[GIVEN RECORDS]:
===============

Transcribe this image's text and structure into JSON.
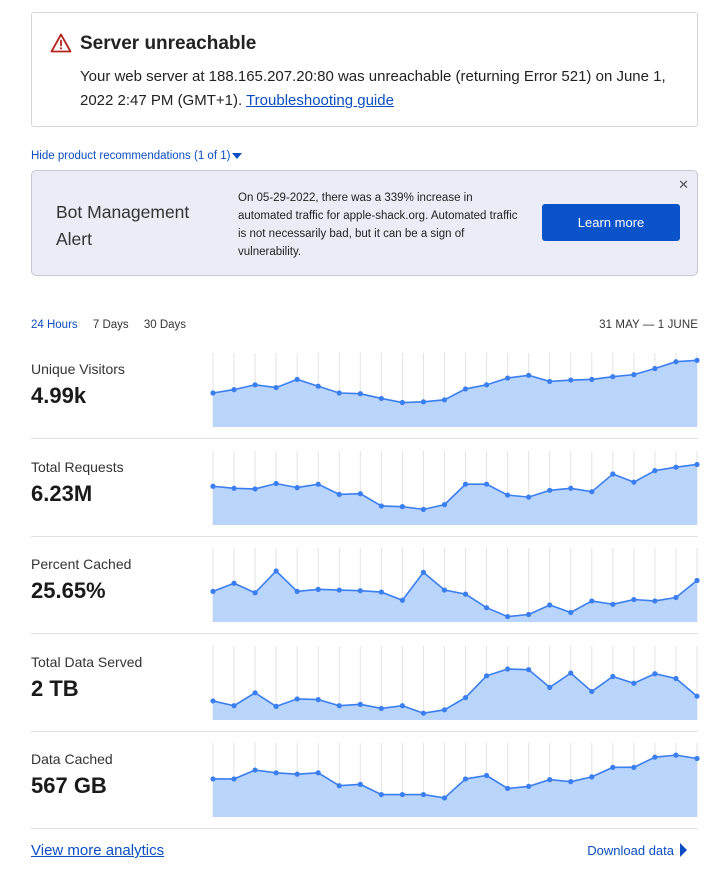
{
  "alert": {
    "title": "Server unreachable",
    "message": "Your web server at 188.165.207.20:80 was unreachable (returning Error 521) on June 1, 2022 2:47 PM (GMT+1).",
    "link_label": "Troubleshooting guide",
    "icon": "warning-triangle-icon",
    "icon_color": "#b3261e"
  },
  "recommendations": {
    "toggle_label": "Hide product recommendations (1 of 1)",
    "card_title": "Bot Management Alert",
    "card_text": "On 05-29-2022, there was a 339% increase in automated traffic for apple-shack.org. Automated traffic is not necessarily bad, but it can be a sign of vulnerability.",
    "close_icon": "close-icon",
    "button_label": "Learn more",
    "button_color": "#0b53c9"
  },
  "range": {
    "tabs": [
      "24 Hours",
      "7 Days",
      "30 Days"
    ],
    "active": "24 Hours",
    "date_label": "31 MAY — 1 JUNE"
  },
  "chart_data": [
    {
      "type": "area",
      "title": "Unique Visitors",
      "value_label": "4.99k",
      "values": [
        50,
        55,
        62,
        58,
        70,
        60,
        50,
        49,
        42,
        36,
        37,
        40,
        56,
        62,
        72,
        76,
        67,
        69,
        70,
        74,
        77,
        86,
        96,
        98
      ],
      "ylim": [
        0,
        100
      ]
    },
    {
      "type": "area",
      "title": "Total Requests",
      "value_label": "6.23M",
      "values": [
        57,
        54,
        53,
        61,
        55,
        60,
        45,
        46,
        28,
        27,
        23,
        30,
        60,
        60,
        44,
        41,
        51,
        54,
        49,
        75,
        63,
        80,
        85,
        89
      ],
      "ylim": [
        0,
        100
      ]
    },
    {
      "type": "area",
      "title": "Percent Cached",
      "value_label": "25.65%",
      "values": [
        45,
        57,
        43,
        75,
        45,
        48,
        47,
        46,
        44,
        32,
        73,
        47,
        41,
        21,
        8,
        11,
        25,
        14,
        31,
        26,
        33,
        31,
        36,
        61
      ],
      "ylim": [
        0,
        100
      ]
    },
    {
      "type": "area",
      "title": "Total Data Served",
      "value_label": "2 TB",
      "values": [
        28,
        21,
        40,
        20,
        31,
        30,
        21,
        23,
        17,
        21,
        10,
        15,
        33,
        65,
        75,
        74,
        48,
        69,
        42,
        64,
        54,
        68,
        61,
        35
      ],
      "ylim": [
        0,
        100
      ]
    },
    {
      "type": "area",
      "title": "Data Cached",
      "value_label": "567 GB",
      "values": [
        56,
        56,
        69,
        65,
        63,
        65,
        46,
        48,
        33,
        33,
        33,
        28,
        56,
        61,
        42,
        45,
        55,
        52,
        59,
        73,
        73,
        88,
        91,
        86
      ],
      "ylim": [
        0,
        100
      ]
    }
  ],
  "chart_style": {
    "line_color": "#3a7ef0",
    "fill_color": "#b9d5fb",
    "grid_color": "#e3e3e3"
  },
  "footer": {
    "analytics_link": "View more analytics",
    "download_label": "Download data"
  }
}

===============

[GIVEN TASK]: In the data above, count the lines where the word "recommendations" appears; reply with the number only.

[SOLVED PROBLEM]: 2